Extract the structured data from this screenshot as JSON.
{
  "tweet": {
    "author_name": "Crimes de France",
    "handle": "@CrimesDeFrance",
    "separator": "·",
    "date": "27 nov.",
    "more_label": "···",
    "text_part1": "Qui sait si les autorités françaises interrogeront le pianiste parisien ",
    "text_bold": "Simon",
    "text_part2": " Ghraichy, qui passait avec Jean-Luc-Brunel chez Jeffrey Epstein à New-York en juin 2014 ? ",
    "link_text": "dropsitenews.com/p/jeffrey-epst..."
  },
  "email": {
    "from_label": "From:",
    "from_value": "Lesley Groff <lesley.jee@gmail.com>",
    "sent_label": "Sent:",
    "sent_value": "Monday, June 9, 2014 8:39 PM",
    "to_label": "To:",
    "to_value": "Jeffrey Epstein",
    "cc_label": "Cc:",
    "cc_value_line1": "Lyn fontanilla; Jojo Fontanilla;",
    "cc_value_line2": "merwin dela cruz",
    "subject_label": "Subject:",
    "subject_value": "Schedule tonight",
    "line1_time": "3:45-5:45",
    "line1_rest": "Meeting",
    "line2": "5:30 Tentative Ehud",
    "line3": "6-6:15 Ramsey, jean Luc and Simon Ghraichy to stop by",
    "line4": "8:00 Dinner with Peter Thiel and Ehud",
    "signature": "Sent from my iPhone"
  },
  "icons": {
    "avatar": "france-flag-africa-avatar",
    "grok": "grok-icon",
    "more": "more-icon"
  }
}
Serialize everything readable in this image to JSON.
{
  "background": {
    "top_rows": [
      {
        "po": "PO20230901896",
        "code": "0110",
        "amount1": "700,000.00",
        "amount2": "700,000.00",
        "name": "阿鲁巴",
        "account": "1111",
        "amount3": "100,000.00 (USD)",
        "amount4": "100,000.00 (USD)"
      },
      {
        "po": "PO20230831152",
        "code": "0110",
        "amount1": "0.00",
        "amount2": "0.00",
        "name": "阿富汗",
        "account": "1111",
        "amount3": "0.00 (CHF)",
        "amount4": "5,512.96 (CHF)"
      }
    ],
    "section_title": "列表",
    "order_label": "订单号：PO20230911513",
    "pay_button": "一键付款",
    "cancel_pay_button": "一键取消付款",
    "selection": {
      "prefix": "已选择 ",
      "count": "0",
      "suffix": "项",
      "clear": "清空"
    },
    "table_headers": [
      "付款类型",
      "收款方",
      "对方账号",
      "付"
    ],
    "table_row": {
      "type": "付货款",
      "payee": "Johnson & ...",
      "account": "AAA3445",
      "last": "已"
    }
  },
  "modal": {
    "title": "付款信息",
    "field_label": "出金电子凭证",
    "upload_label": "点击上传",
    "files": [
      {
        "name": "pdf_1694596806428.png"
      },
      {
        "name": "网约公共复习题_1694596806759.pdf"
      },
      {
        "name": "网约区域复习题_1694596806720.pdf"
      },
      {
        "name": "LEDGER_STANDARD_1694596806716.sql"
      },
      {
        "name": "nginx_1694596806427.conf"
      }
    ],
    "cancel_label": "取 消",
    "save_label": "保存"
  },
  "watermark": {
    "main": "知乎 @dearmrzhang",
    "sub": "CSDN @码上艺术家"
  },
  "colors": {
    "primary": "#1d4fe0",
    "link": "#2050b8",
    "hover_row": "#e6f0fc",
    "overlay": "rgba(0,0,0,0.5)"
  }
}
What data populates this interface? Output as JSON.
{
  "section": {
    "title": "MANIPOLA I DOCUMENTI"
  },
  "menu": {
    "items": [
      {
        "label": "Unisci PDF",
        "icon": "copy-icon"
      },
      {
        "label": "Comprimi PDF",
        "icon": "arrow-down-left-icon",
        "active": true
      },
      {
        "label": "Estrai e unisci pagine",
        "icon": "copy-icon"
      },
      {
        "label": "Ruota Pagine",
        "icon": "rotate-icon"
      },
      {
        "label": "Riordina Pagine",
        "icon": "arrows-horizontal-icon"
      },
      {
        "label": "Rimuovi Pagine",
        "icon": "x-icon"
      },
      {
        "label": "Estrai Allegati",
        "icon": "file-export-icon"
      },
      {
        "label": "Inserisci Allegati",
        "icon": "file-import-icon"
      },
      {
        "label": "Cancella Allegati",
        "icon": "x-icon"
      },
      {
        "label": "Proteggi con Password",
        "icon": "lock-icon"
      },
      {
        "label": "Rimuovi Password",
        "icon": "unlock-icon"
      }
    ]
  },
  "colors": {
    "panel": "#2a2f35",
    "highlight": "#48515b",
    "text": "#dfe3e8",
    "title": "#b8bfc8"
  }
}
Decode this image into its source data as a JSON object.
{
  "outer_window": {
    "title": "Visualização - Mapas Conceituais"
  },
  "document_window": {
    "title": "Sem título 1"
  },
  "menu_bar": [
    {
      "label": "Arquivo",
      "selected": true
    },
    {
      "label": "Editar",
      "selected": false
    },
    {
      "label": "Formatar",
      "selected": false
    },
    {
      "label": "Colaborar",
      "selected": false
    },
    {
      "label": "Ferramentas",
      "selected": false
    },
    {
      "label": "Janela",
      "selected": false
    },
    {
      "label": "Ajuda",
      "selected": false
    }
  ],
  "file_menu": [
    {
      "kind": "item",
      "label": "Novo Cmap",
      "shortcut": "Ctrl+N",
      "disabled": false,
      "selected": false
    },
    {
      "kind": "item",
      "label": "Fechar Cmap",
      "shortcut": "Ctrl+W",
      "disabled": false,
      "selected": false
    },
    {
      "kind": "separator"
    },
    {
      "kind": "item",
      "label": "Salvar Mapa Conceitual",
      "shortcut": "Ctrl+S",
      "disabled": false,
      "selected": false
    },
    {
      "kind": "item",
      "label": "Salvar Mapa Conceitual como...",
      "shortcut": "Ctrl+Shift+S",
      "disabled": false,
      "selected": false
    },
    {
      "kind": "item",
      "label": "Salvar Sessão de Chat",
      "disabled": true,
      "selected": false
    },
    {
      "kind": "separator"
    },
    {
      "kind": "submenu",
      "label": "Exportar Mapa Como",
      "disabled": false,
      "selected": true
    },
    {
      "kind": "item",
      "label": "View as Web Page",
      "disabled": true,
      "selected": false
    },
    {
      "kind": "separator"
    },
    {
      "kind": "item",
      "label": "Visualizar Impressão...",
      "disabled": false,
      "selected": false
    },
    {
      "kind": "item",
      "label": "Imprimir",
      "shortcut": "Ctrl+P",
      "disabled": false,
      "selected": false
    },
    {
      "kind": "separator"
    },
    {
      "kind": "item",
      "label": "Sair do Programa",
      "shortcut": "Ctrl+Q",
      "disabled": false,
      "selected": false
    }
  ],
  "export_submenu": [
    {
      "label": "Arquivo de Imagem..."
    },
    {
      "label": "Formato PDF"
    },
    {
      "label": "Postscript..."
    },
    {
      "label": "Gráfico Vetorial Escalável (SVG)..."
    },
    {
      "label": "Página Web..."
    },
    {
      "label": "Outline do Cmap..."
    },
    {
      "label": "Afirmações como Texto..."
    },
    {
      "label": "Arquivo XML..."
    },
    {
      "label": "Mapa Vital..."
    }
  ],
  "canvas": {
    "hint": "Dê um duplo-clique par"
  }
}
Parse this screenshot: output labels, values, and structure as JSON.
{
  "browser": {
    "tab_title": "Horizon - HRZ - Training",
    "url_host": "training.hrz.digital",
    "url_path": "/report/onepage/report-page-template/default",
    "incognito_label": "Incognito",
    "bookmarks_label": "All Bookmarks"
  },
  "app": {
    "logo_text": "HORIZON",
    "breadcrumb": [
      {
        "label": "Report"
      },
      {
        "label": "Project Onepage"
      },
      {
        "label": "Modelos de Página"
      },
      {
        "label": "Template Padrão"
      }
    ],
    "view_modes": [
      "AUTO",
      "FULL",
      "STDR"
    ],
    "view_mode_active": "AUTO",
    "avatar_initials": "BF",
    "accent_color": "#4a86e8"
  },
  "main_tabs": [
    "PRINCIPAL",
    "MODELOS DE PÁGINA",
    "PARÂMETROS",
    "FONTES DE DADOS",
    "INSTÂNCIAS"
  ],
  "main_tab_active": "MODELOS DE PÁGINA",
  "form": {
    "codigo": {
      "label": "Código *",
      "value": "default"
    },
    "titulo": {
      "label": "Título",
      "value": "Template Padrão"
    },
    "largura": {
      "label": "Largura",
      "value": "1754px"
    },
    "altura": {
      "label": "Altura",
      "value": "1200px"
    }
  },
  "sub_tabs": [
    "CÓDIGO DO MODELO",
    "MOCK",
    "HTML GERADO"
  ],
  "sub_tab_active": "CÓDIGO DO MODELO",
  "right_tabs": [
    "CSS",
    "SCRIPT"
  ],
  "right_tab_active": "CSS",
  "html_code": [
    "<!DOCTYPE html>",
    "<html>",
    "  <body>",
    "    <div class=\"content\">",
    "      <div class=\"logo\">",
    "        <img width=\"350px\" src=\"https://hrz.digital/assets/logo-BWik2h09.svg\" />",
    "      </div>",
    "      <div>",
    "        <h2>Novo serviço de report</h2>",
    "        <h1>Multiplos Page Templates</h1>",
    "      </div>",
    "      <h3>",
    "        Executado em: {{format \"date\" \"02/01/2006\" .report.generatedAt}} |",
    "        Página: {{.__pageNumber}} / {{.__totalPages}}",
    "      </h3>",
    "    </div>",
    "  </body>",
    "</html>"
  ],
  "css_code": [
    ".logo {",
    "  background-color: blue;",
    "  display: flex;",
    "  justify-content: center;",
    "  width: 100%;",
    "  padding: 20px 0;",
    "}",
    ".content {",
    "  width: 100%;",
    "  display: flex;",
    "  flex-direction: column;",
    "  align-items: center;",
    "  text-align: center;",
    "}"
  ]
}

⁂

▸ TO DO: Pull out and copy each line containing the string "Conceitual".

▸ SOLUTION FOR THIS PROBLEM:
      "label": "Salvar Mapa Conceitual",
      "label": "Salvar Mapa Conceitual como...",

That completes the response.